GIVEN ENTRIES ▸
⁂

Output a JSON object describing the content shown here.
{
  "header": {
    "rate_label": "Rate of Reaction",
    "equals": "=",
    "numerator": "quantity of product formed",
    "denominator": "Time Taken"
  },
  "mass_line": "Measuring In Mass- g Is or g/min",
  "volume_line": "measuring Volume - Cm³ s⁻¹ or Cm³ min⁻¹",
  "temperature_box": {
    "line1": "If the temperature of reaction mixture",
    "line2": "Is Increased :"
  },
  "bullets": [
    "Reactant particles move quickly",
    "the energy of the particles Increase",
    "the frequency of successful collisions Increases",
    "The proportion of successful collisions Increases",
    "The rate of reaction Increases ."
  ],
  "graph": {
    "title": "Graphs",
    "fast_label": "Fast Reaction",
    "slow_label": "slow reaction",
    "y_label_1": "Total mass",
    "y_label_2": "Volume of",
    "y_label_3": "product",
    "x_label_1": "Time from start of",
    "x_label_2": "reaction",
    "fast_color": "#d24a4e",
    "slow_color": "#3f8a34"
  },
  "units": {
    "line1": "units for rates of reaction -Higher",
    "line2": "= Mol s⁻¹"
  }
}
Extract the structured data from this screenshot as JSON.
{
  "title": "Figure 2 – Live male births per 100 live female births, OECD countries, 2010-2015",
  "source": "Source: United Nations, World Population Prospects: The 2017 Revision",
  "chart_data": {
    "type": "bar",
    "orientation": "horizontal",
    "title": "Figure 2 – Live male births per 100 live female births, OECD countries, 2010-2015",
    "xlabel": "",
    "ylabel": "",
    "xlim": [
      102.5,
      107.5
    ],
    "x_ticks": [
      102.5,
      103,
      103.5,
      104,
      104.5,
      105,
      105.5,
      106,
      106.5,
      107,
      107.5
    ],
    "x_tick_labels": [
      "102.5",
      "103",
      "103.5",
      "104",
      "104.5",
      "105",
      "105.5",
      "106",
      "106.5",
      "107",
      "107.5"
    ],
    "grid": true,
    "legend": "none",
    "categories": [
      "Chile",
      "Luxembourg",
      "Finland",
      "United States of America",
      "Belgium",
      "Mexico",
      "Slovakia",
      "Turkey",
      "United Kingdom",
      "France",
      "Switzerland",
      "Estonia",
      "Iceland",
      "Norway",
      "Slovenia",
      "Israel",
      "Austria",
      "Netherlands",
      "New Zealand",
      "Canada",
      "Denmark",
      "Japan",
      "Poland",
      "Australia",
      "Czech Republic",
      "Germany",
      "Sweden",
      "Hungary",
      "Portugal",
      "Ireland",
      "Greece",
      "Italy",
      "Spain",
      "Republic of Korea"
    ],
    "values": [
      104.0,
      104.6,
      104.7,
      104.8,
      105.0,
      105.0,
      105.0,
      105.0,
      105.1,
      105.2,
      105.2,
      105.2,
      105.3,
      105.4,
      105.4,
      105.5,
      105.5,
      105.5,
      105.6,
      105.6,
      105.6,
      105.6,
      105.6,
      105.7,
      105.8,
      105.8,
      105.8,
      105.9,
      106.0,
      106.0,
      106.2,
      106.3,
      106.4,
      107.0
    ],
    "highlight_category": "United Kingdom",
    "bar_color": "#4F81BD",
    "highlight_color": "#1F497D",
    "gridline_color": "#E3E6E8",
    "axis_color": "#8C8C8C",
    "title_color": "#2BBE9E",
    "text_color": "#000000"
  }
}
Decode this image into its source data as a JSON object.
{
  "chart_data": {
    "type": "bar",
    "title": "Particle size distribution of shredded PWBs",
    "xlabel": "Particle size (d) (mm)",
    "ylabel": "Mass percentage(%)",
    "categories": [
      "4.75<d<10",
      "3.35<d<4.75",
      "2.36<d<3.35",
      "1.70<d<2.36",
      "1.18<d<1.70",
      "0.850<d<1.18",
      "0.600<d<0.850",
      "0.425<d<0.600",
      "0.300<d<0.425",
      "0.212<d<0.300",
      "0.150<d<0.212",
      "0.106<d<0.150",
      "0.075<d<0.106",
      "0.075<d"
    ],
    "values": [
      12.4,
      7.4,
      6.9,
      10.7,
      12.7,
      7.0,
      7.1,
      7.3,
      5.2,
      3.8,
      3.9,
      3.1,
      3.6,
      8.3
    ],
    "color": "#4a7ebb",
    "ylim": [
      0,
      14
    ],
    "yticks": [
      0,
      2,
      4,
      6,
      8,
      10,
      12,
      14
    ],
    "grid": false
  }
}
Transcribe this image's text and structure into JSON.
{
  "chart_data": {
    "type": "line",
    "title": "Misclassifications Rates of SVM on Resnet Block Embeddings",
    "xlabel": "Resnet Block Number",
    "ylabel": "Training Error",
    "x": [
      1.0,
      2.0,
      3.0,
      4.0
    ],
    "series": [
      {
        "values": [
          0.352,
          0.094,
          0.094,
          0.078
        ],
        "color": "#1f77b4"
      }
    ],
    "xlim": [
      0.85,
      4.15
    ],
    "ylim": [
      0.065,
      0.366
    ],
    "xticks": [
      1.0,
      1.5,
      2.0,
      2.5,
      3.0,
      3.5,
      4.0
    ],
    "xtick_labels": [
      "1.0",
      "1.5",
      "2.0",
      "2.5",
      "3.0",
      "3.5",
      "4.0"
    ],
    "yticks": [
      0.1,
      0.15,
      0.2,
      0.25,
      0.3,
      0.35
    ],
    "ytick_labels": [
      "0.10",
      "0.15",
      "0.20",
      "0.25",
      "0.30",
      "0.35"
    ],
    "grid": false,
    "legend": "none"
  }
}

⁂

WHAT IS ASKED ▸ Filter the records down to the lines that contain the string "units", and copy those lines.

TASK RESULT ▸
  "units": {
    "line1": "units for rates of reaction -Higher",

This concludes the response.